● **TASK DESCRIPTION**: In the listing below, how many lines contain the word "Настройка"? Please respond with the number only.

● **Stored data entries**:
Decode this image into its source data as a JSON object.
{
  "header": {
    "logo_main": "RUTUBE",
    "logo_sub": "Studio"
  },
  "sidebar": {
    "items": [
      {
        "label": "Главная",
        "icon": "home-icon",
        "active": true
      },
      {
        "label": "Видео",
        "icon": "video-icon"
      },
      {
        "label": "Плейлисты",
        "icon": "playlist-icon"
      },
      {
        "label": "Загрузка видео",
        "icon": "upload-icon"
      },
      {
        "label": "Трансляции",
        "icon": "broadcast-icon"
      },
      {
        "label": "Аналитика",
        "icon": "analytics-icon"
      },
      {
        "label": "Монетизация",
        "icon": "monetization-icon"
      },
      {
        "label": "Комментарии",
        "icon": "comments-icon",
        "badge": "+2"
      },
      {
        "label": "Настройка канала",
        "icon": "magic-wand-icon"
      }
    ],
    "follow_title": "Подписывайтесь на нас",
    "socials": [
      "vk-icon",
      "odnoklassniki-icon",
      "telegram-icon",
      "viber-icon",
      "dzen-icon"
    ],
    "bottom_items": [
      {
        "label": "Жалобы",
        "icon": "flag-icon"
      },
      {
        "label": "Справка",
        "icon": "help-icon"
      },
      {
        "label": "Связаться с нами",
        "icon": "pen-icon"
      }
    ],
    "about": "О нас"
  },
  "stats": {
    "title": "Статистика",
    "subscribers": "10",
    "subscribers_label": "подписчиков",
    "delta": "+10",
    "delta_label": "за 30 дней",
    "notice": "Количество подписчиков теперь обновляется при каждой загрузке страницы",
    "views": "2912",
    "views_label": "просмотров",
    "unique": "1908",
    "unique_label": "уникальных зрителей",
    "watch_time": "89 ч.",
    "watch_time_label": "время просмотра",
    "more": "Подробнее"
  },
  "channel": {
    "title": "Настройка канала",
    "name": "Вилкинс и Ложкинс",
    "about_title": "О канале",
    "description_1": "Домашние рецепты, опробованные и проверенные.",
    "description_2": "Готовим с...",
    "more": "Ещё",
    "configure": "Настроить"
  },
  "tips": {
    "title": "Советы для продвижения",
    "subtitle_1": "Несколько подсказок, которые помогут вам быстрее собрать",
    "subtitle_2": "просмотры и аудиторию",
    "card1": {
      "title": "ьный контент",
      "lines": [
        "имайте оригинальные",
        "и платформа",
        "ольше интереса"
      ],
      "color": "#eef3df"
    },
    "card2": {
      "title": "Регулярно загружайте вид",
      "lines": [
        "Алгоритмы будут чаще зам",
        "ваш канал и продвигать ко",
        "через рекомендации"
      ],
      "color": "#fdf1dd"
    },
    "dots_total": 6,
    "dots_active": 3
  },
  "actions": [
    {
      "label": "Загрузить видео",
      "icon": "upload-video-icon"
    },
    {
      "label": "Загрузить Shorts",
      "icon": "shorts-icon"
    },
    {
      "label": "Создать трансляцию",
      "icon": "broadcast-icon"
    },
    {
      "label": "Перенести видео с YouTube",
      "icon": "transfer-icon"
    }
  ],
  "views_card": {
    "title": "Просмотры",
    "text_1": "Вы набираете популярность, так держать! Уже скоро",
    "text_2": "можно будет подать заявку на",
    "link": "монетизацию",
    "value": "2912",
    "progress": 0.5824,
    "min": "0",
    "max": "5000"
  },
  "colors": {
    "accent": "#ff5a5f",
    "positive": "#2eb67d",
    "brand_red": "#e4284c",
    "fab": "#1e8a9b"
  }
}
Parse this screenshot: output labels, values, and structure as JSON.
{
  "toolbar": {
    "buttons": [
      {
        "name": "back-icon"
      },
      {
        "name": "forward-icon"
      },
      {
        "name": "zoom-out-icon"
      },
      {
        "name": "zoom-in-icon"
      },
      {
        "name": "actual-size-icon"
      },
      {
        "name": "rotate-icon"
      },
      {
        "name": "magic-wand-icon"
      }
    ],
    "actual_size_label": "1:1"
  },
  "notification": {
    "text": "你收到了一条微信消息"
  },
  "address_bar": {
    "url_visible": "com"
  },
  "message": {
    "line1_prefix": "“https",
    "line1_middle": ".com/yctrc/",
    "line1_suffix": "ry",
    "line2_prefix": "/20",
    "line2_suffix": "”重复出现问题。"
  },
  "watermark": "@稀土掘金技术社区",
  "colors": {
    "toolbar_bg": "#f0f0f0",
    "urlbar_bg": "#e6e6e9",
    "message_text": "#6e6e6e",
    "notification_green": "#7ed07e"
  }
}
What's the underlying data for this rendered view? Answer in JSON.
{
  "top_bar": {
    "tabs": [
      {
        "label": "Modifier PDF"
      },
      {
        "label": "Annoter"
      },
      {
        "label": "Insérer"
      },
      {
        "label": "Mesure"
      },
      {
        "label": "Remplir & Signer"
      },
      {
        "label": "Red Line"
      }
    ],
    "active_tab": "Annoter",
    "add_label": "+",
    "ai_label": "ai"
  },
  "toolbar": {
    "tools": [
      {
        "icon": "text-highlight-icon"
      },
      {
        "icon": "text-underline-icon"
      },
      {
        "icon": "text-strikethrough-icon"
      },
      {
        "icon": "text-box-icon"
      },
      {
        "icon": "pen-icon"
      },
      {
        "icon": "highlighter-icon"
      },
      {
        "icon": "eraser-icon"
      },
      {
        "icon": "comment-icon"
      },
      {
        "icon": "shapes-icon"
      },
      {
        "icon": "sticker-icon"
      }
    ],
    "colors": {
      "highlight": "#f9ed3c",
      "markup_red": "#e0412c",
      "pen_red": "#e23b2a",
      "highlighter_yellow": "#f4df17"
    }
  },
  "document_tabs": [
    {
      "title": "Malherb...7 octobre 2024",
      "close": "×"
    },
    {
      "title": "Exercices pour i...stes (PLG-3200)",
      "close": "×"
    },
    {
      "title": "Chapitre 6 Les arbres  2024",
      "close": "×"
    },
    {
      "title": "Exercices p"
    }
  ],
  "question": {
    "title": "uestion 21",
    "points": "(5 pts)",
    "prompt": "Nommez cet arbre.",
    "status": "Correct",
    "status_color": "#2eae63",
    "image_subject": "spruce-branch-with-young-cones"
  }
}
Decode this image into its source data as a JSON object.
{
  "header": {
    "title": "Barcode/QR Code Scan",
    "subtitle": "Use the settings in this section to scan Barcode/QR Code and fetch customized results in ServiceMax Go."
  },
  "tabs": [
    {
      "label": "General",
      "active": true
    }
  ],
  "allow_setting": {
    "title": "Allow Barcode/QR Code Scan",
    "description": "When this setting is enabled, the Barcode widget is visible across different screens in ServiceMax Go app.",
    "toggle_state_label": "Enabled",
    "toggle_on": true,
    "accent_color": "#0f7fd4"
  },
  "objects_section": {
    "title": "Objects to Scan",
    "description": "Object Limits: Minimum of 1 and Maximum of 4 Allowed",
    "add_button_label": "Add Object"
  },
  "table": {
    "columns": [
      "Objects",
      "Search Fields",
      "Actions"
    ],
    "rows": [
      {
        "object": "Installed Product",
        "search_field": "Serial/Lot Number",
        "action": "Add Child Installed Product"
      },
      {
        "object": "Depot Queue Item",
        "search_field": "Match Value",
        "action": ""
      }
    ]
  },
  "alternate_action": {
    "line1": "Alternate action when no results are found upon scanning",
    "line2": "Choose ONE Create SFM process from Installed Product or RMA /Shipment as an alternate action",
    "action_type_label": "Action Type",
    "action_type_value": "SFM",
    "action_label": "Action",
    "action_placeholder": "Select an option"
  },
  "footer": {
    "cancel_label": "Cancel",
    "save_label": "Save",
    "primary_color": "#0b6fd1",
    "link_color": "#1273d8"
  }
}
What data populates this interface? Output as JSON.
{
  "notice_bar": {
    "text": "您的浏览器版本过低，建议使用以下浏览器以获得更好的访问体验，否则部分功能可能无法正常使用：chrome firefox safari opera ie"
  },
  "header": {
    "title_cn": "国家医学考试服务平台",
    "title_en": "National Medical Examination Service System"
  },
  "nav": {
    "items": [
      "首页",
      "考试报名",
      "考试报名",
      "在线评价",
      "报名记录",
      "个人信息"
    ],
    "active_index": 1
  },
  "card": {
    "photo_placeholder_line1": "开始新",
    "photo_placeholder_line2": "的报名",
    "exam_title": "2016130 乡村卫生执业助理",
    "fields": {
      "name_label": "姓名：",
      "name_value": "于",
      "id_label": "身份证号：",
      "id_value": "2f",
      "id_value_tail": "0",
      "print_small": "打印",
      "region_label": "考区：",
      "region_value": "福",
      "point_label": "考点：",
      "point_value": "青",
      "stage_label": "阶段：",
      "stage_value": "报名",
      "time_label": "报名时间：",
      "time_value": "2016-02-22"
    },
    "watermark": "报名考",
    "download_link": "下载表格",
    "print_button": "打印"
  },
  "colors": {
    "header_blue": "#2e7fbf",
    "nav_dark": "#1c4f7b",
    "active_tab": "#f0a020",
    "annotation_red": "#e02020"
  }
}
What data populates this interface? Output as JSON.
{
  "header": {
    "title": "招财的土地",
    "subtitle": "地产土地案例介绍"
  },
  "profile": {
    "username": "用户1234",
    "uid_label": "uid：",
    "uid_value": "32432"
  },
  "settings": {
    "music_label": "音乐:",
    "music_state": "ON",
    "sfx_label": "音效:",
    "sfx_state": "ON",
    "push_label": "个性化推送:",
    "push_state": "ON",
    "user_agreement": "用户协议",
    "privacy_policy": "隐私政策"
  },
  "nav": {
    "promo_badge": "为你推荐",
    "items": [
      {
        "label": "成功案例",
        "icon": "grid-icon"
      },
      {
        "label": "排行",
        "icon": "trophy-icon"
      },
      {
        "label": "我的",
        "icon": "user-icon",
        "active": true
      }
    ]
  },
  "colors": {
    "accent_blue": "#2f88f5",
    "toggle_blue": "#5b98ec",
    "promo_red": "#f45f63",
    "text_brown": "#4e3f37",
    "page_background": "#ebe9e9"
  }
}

● **TASK RESPONSE**: 2